▸ **Task details**
Repeat every record below exactly, but leave out any pictures.

• • • • •

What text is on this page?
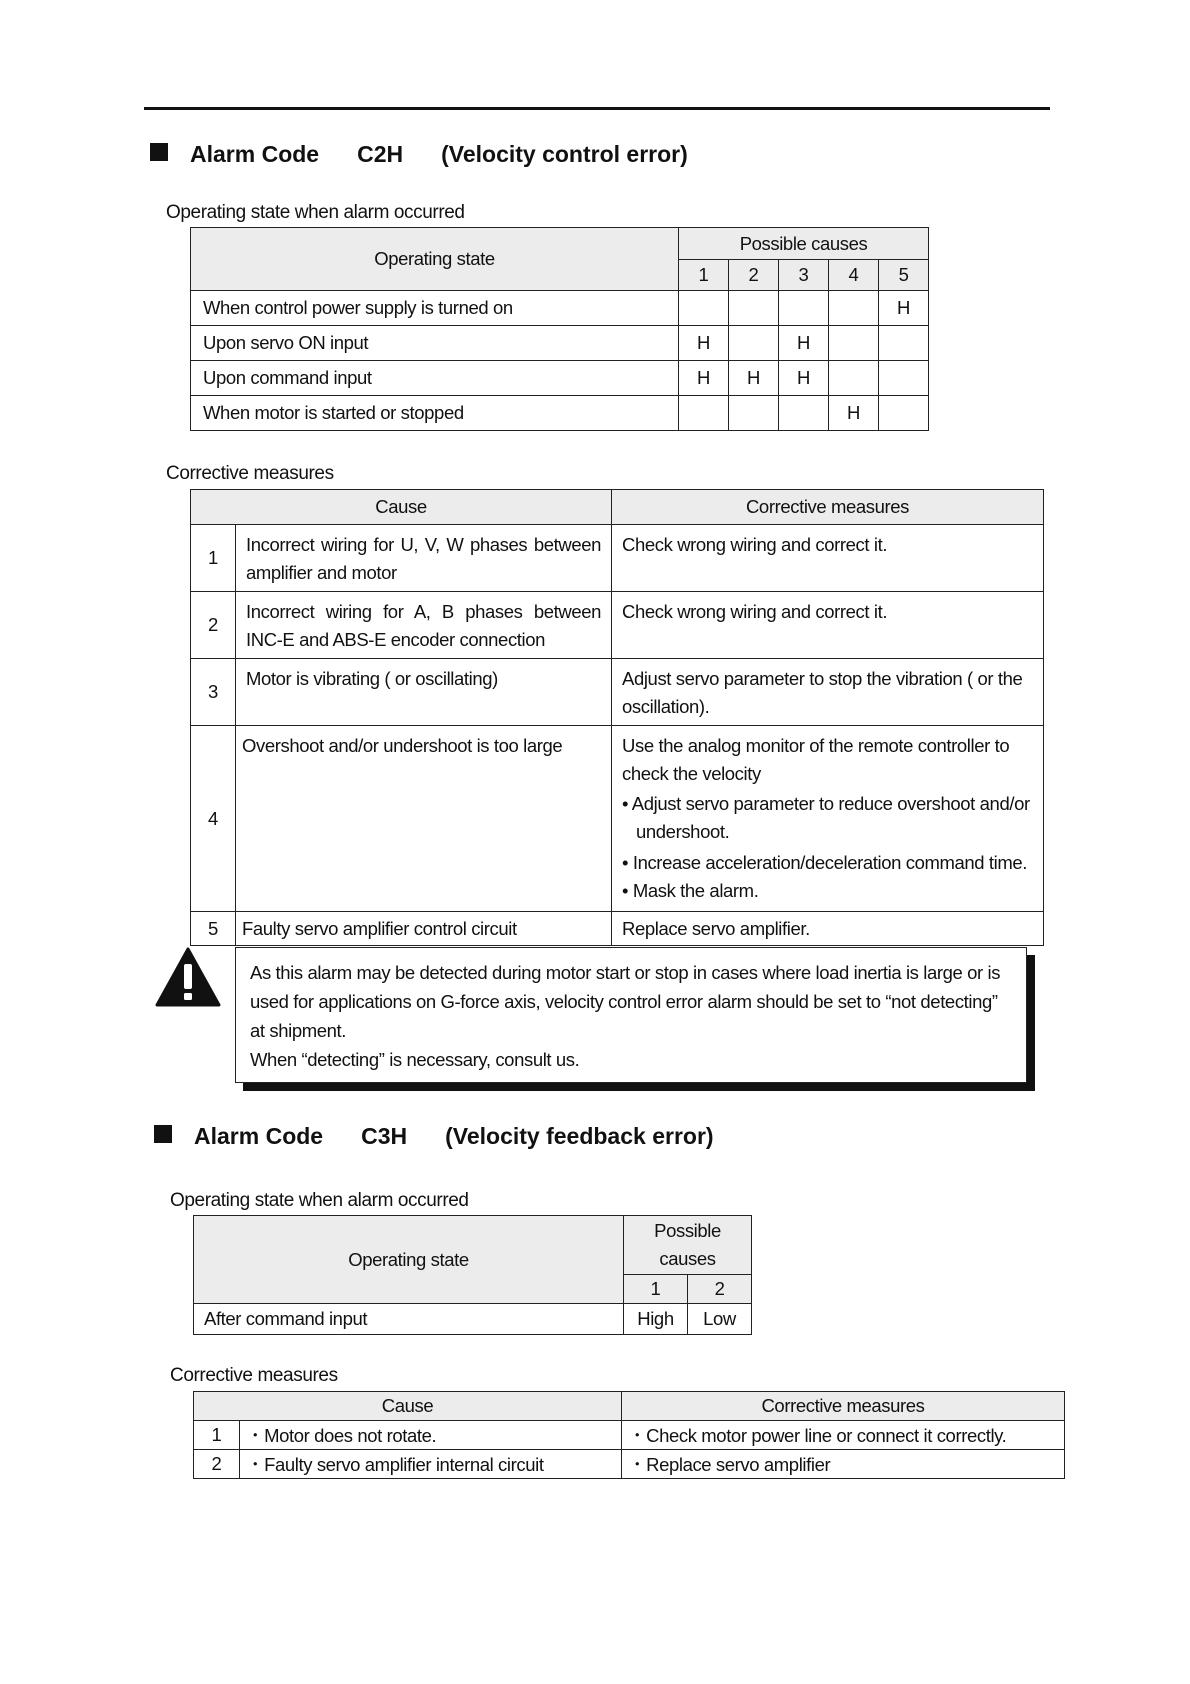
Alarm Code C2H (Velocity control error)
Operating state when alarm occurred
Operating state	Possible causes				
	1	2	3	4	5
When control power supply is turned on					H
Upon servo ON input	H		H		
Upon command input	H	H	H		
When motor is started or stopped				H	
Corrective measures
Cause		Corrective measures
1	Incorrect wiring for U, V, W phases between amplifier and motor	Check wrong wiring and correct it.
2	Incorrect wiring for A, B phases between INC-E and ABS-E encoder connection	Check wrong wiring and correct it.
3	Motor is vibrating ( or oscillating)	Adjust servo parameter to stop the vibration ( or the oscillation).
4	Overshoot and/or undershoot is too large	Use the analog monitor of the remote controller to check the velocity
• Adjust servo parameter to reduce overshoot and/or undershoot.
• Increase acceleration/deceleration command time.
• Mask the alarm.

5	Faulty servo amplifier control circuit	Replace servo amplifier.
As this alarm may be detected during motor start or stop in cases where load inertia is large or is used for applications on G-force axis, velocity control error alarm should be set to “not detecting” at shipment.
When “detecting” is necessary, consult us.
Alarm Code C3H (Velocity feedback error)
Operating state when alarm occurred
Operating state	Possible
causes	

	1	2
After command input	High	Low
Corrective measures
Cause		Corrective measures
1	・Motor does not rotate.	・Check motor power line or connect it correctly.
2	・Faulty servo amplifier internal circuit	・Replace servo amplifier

• • • • •

▸ **Answer for the task**
What text is on this page?
Alarm Code C2H (Velocity control error)
Operating state when alarm occurred
Operating state	Possible causes				
	1	2	3	4	5
When control power supply is turned on					H
Upon servo ON input	H		H		
Upon command input	H	H	H		
When motor is started or stopped				H	
Corrective measures
Cause		Corrective measures
1	Incorrect wiring for U, V, W phases between amplifier and motor	Check wrong wiring and correct it.
2	Incorrect wiring for A, B phases between INC-E and ABS-E encoder connection	Check wrong wiring and correct it.
3	Motor is vibrating ( or oscillating)	Adjust servo parameter to stop the vibration ( or the oscillation).
4	Overshoot and/or undershoot is too large	Use the analog monitor of the remote controller to check the velocity
• Adjust servo parameter to reduce overshoot and/or undershoot.
• Increase acceleration/deceleration command time.
• Mask the alarm.

5	Faulty servo amplifier control circuit	Replace servo amplifier.
As this alarm may be detected during motor start or stop in cases where load inertia is large or is used for applications on G-force axis, velocity control error alarm should be set to “not detecting” at shipment.
When “detecting” is necessary, consult us.
Alarm Code C3H (Velocity feedback error)
Operating state when alarm occurred
Operating state	Possible
causes	

	1	2
After command input	High	Low
Corrective measures
Cause		Corrective measures
1	・Motor does not rotate.	・Check motor power line or connect it correctly.
2	・Faulty servo amplifier internal circuit	・Replace servo amplifier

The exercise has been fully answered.